Determine the number of lines that contain the word "Zisterzienserinnenkloster", then state that number and nothing more.

• **Input rows**
__________

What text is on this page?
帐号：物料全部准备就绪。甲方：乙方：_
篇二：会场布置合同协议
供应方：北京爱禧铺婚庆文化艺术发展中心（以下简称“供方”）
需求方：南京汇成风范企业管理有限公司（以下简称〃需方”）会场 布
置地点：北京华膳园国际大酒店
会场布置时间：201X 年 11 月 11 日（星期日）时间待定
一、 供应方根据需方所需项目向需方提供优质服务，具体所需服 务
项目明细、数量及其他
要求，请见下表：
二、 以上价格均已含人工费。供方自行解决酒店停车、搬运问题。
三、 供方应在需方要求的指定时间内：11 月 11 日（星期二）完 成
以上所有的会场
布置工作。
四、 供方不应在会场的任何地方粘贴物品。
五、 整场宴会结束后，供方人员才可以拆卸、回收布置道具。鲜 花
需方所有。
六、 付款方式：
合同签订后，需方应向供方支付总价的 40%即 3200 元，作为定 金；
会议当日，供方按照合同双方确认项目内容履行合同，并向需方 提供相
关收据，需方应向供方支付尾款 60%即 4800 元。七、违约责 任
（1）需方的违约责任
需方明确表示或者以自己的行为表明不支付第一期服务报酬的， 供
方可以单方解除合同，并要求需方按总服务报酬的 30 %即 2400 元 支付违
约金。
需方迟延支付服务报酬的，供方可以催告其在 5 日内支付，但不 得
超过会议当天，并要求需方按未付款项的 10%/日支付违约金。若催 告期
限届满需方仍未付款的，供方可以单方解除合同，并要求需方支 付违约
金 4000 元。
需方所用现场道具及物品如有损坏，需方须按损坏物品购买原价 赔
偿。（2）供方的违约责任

__________

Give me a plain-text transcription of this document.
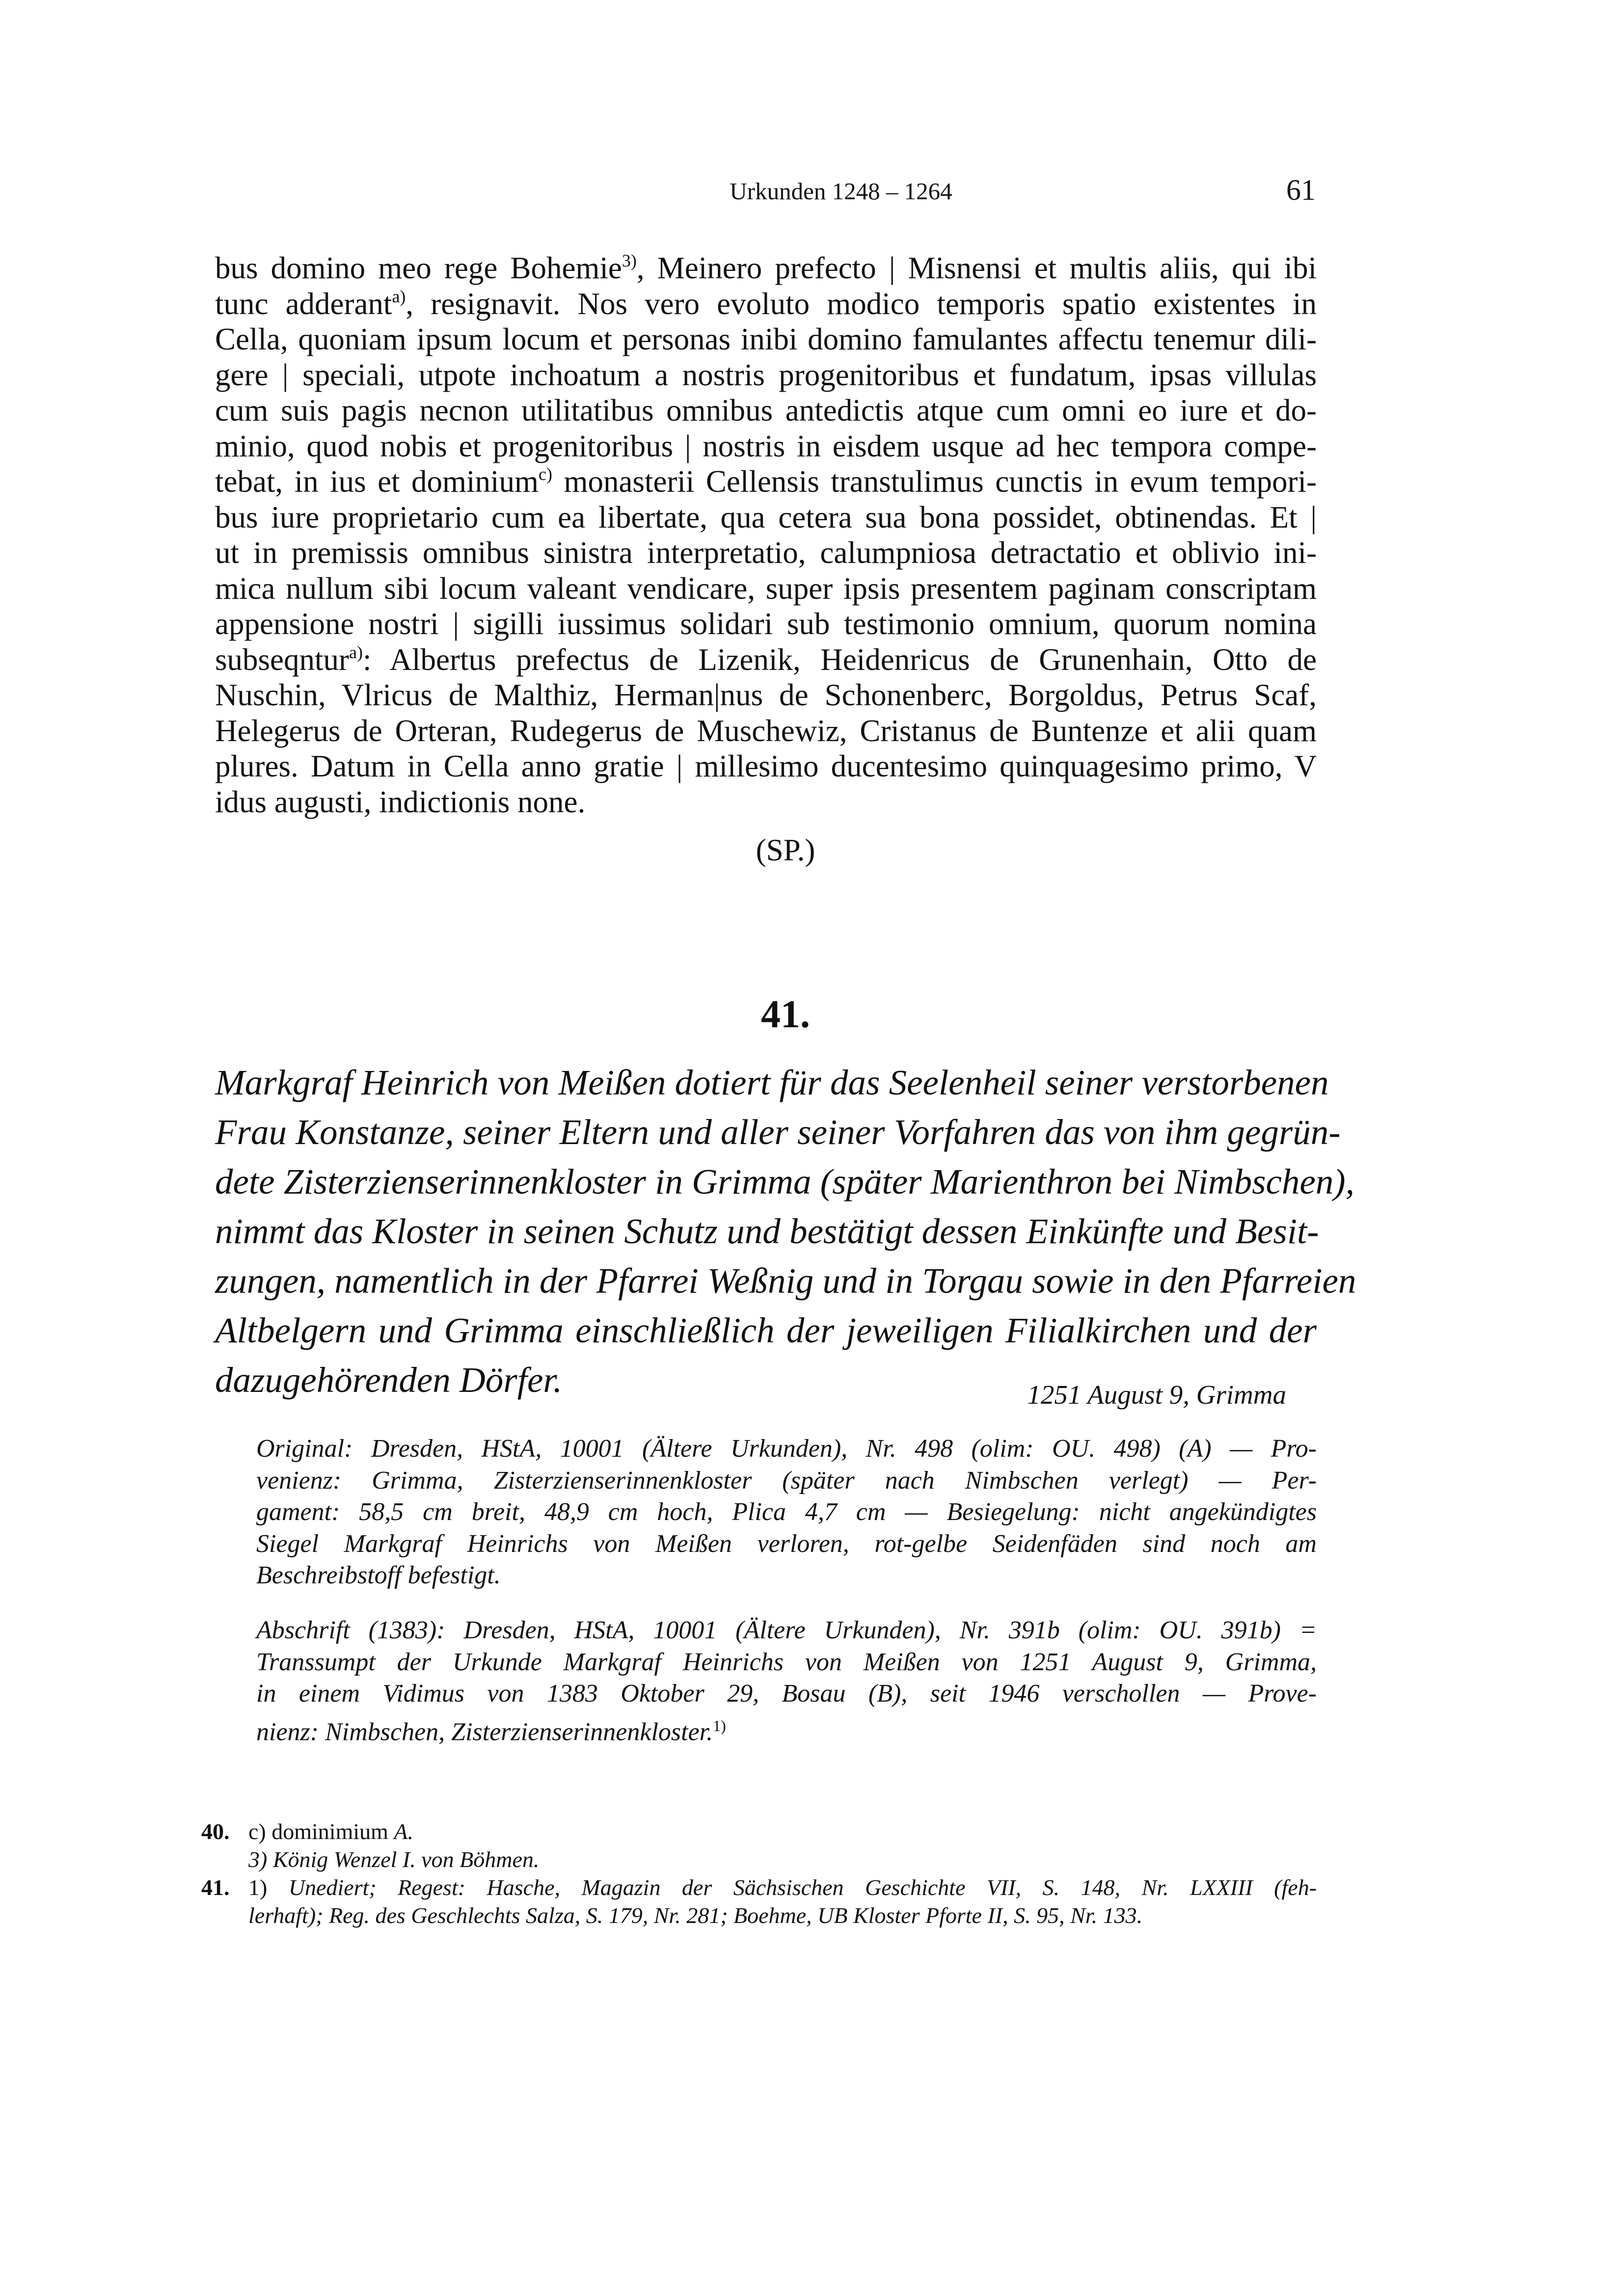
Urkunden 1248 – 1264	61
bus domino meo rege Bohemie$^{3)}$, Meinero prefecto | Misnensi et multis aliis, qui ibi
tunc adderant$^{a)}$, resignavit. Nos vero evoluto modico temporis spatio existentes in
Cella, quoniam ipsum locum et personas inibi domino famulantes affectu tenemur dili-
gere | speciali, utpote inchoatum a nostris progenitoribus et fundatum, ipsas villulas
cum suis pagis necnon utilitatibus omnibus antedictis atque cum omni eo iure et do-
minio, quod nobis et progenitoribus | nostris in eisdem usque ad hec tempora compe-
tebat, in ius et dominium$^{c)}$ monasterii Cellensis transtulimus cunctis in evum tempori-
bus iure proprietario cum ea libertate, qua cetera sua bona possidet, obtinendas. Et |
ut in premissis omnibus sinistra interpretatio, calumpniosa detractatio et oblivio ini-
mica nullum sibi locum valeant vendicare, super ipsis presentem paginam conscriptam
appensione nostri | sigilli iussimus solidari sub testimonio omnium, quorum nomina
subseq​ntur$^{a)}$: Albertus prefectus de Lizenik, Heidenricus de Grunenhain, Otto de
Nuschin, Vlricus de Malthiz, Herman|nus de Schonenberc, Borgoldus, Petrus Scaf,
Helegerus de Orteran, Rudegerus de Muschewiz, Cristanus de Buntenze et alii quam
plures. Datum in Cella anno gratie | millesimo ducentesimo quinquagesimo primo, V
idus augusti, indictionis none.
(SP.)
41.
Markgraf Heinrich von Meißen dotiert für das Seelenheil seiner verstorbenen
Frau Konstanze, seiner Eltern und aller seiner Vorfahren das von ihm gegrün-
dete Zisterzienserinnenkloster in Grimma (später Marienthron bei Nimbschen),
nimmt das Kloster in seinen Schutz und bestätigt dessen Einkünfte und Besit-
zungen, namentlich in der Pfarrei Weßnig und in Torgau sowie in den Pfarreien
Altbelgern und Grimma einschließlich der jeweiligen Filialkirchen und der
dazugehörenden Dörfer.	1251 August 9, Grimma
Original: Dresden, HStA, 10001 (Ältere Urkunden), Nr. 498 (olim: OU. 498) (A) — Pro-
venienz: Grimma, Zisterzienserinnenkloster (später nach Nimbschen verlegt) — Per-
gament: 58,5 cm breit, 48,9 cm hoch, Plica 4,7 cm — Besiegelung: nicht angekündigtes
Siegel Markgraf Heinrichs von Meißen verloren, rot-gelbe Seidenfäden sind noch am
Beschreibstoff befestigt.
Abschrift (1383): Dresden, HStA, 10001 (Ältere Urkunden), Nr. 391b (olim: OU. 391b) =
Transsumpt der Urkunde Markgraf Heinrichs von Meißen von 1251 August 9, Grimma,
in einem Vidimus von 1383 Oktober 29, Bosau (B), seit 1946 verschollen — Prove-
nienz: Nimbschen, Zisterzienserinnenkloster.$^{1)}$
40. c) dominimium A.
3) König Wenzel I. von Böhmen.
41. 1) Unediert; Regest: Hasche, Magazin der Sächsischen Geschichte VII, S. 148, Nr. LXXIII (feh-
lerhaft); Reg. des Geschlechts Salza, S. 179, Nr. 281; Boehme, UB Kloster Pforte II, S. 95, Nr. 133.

__________

• **Task result**
3